Goal - Look through the data below and return each line where "points" appears.

━━━━━━

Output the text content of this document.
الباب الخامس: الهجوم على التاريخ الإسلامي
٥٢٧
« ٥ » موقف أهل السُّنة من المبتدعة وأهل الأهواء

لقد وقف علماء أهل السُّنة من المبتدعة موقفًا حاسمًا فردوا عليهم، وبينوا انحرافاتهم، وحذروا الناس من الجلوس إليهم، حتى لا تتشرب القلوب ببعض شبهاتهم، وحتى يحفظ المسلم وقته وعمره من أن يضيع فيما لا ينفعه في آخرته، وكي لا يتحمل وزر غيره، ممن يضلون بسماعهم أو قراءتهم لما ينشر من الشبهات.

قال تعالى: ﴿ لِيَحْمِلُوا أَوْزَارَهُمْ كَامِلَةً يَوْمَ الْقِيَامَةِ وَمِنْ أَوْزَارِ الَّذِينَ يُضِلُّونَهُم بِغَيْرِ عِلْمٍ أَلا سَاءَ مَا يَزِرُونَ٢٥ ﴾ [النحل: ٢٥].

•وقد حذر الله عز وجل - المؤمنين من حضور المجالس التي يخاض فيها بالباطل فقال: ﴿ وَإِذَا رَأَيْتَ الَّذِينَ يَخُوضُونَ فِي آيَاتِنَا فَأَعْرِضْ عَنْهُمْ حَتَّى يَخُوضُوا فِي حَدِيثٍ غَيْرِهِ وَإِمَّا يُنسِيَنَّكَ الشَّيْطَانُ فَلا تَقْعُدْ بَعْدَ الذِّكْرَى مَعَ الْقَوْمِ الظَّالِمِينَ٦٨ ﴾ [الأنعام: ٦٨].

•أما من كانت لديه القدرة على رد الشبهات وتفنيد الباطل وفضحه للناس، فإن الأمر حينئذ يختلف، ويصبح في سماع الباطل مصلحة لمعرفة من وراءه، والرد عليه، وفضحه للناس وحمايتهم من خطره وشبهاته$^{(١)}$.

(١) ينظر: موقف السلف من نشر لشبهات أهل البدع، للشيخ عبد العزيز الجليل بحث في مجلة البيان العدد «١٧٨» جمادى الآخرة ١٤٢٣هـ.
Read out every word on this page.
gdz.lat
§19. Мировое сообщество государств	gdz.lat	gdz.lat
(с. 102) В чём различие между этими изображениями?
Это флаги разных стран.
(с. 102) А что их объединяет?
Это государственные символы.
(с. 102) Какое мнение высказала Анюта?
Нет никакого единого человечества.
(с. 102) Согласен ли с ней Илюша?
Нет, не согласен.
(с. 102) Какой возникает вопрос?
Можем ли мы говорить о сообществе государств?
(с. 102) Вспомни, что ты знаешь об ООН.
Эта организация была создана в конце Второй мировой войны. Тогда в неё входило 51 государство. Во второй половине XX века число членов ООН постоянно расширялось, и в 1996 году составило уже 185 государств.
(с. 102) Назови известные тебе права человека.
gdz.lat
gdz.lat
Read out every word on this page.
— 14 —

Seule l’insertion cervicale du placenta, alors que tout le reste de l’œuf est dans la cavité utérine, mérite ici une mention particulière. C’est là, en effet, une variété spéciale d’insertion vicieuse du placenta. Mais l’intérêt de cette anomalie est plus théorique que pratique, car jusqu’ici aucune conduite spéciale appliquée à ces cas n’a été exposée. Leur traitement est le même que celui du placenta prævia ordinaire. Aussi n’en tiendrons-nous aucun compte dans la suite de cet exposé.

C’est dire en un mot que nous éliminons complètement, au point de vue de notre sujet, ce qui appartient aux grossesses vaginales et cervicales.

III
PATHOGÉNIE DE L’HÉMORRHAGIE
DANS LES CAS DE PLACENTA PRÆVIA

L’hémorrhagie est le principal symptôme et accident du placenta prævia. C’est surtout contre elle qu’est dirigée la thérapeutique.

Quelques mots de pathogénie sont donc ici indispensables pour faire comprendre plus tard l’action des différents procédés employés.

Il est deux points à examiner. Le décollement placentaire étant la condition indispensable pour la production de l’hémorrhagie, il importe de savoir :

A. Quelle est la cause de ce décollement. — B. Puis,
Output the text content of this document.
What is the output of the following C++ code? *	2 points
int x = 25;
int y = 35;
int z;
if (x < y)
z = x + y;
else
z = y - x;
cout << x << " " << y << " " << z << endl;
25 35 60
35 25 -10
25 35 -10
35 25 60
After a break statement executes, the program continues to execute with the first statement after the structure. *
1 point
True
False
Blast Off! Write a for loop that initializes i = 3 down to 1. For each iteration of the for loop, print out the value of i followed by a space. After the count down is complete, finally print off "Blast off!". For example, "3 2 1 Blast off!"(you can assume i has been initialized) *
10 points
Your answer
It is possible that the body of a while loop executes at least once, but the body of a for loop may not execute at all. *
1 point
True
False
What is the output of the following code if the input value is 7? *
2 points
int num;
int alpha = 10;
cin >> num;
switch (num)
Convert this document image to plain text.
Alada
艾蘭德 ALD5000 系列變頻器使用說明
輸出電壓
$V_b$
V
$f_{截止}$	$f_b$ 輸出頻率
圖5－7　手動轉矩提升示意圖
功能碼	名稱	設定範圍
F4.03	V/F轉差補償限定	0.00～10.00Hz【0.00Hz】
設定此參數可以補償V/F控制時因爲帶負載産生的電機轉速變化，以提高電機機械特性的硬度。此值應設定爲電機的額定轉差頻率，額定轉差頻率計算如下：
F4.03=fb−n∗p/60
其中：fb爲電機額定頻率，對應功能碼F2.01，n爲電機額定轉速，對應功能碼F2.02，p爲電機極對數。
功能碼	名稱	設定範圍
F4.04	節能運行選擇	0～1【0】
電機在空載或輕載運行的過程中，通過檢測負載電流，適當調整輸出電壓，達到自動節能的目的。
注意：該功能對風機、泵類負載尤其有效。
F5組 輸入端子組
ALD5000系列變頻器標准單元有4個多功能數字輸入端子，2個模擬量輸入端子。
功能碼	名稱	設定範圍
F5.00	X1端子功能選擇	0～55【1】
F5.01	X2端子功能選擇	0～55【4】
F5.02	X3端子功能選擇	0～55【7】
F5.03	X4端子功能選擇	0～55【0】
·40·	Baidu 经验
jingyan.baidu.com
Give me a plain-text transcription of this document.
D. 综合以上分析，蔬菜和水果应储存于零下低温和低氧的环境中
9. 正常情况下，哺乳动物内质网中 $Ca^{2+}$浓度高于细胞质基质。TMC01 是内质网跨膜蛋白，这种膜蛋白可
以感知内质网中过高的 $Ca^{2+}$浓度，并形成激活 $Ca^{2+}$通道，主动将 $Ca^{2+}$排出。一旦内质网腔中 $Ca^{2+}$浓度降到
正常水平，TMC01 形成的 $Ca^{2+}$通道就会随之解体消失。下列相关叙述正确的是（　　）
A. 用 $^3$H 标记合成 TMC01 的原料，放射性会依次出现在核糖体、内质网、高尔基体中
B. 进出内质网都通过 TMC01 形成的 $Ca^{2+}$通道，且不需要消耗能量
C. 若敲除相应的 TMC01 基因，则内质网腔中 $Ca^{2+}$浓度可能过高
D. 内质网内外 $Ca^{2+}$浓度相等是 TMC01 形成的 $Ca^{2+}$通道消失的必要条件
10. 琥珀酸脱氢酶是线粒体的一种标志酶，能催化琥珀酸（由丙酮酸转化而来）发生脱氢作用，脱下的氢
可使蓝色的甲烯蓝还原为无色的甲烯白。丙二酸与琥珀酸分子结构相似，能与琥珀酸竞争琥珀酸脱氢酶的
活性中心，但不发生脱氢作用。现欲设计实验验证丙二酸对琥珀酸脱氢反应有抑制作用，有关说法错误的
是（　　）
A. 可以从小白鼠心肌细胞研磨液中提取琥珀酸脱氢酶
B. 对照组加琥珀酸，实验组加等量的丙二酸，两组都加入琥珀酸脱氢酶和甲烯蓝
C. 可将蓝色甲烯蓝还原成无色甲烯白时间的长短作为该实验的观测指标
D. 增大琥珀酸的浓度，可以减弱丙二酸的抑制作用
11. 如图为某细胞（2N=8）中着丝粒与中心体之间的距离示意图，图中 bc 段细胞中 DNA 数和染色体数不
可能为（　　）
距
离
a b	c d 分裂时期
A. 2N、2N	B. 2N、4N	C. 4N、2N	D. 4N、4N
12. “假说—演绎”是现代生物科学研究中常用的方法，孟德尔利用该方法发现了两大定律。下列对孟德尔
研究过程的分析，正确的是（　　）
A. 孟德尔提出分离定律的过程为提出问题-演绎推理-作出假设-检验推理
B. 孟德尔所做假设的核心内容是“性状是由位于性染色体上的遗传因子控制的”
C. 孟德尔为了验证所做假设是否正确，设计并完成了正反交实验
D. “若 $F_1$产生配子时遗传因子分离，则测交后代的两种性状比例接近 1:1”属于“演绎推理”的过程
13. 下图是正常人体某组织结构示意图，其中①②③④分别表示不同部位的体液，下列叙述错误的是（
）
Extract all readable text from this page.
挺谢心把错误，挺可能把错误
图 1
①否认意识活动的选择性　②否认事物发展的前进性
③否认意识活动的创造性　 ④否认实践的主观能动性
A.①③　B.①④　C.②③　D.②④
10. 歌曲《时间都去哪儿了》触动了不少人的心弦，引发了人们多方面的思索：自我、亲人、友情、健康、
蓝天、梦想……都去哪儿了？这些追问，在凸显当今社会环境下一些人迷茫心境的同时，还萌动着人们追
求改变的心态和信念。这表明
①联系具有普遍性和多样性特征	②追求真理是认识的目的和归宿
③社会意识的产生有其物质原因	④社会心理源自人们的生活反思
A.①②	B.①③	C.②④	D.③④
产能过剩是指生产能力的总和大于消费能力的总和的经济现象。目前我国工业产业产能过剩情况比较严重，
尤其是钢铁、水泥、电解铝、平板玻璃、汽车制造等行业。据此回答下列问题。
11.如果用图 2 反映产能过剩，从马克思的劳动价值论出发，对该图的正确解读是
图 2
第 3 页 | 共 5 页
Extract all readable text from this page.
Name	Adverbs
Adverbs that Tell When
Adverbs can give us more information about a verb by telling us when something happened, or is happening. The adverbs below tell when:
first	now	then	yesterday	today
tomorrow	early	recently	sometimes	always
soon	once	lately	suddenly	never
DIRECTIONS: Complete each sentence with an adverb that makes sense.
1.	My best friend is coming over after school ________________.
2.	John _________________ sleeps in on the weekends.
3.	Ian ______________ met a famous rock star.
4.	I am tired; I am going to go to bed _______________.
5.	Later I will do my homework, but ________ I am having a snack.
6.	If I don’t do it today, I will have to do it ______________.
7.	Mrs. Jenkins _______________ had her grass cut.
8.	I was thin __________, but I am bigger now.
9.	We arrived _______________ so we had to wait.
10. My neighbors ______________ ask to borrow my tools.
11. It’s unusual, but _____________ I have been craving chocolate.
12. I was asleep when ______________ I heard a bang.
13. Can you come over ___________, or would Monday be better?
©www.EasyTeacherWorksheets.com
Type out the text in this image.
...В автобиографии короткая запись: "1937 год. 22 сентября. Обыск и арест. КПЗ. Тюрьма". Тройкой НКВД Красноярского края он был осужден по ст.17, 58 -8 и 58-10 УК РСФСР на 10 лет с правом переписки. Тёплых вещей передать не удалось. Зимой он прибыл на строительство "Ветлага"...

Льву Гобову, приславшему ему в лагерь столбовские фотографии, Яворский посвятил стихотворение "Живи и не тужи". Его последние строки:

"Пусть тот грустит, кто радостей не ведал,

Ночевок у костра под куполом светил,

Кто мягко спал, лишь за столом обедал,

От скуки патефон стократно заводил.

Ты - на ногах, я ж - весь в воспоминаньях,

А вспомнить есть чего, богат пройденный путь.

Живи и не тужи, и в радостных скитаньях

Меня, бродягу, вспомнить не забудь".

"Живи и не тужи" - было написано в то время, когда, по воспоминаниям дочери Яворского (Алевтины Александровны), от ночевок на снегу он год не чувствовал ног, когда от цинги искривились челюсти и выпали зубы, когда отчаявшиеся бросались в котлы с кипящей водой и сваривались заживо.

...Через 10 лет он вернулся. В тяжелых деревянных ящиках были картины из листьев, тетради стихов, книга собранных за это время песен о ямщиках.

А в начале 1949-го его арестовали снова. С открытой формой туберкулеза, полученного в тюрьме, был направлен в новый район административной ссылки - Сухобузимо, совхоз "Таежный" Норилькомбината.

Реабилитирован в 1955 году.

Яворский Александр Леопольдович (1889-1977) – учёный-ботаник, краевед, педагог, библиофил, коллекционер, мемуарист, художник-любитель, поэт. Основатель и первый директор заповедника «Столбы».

━━━━━━

Exercise answer -
Il est deux points à examiner. Le décollement placentaire étant la condition indispensable pour la production de l’hémorrhagie, il importe de savoir :
What is the output of the following C++ code? *	2 points
10 points
2 points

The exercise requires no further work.